**The problem**
Copy out each line that has "Latency" in it.

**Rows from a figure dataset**

▬▬▬

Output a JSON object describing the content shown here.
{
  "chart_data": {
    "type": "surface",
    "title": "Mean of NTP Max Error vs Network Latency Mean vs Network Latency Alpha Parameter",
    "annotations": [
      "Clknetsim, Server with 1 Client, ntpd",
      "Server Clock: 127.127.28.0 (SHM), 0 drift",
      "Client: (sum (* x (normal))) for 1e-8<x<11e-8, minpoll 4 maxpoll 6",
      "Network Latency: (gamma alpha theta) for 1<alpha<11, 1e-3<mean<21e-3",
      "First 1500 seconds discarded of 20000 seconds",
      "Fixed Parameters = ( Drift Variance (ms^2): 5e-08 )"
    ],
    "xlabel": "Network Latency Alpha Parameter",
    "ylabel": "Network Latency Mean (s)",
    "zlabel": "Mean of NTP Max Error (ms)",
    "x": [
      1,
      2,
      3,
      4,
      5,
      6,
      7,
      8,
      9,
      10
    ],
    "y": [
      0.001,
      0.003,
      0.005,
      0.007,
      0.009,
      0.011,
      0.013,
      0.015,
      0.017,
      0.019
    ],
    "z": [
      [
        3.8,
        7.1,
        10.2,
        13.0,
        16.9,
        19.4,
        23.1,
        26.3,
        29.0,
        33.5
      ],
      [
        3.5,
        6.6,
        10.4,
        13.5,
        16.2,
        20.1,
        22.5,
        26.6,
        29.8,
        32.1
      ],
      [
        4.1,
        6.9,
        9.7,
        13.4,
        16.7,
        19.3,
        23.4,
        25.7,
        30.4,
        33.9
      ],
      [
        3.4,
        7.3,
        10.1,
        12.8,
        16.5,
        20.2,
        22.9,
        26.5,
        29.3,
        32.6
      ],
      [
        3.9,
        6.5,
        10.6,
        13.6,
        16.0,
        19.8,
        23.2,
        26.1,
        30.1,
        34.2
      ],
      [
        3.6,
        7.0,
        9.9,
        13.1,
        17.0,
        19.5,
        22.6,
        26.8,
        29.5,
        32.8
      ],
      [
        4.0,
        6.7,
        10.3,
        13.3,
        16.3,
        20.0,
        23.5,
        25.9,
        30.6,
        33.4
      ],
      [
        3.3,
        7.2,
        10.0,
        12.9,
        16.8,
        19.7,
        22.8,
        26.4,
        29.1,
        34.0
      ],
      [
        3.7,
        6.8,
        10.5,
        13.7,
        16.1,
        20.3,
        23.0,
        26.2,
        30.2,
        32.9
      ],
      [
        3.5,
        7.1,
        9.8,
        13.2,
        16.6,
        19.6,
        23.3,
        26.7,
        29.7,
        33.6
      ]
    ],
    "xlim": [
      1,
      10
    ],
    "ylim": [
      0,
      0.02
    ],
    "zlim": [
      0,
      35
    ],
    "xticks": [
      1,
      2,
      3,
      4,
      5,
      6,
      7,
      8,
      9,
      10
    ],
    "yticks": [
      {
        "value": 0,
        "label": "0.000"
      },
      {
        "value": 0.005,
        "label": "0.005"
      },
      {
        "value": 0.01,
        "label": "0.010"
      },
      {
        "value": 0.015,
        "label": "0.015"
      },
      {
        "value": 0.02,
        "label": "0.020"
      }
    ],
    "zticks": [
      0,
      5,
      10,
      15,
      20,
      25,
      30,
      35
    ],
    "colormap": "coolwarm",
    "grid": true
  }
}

▬▬▬

**Answer to this task**
    "title": "Mean of NTP Max Error vs Network Latency Mean vs Network Latency Alpha Parameter",
      "Network Latency: (gamma alpha theta) for 1<alpha<11, 1e-3<mean<21e-3",
    "xlabel": "Network Latency Alpha Parameter",
    "ylabel": "Network Latency Mean (s)",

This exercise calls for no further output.